### REQUIREMENTS
Drop every picture, then transcribe the remaining data exactly.

Data entries

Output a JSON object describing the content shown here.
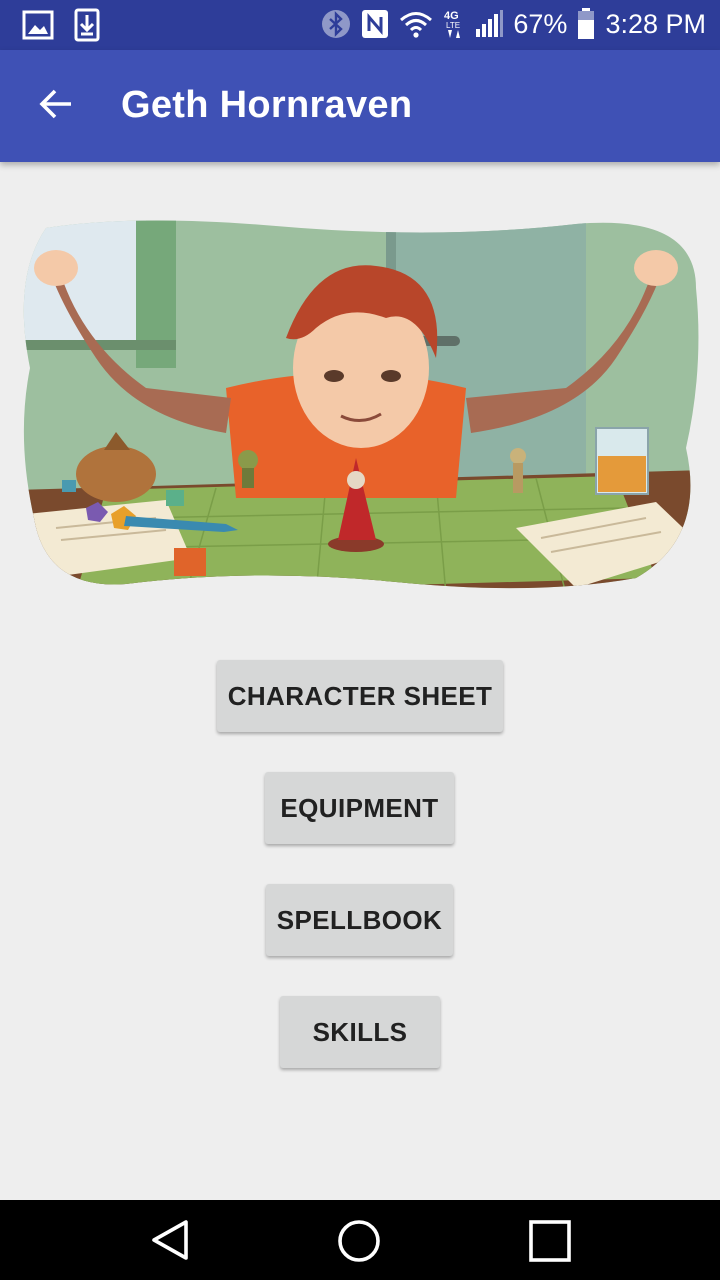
{
  "status_bar": {
    "battery_percent": "67%",
    "time": "3:28 PM",
    "network_label": "4G LTE",
    "icons": [
      "gallery-icon",
      "download-icon",
      "bluetooth-icon",
      "nfc-icon",
      "wifi-icon",
      "mobile-data-icon",
      "signal-icon",
      "battery-icon"
    ]
  },
  "app_bar": {
    "title": "Geth Hornraven",
    "back_icon": "arrow-back-icon",
    "color": "#3f51b5"
  },
  "hero_image": {
    "description_icon": "tabletop-game-illustration"
  },
  "menu": {
    "character_sheet": "CHARACTER SHEET",
    "equipment": "EQUIPMENT",
    "spellbook": "SPELLBOOK",
    "skills": "SKILLS"
  },
  "nav_bar": {
    "icons": [
      "back-triangle-icon",
      "home-circle-icon",
      "recents-square-icon"
    ]
  }
}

### EXERCISE ANSWER
Output a JSON object describing the content shown here.
{
  "status_bar": {
    "battery_percent": "67%",
    "time": "3:28 PM",
    "network_label": "4G LTE",
    "icons": [
      "gallery-icon",
      "download-icon",
      "bluetooth-icon",
      "nfc-icon",
      "wifi-icon",
      "mobile-data-icon",
      "signal-icon",
      "battery-icon"
    ]
  },
  "app_bar": {
    "title": "Geth Hornraven",
    "back_icon": "arrow-back-icon",
    "color": "#3f51b5"
  },
  "hero_image": {
    "description_icon": "tabletop-game-illustration"
  },
  "menu": {
    "character_sheet": "CHARACTER SHEET",
    "equipment": "EQUIPMENT",
    "spellbook": "SPELLBOOK",
    "skills": "SKILLS"
  },
  "nav_bar": {
    "icons": [
      "back-triangle-icon",
      "home-circle-icon",
      "recents-square-icon"
    ]
  }
}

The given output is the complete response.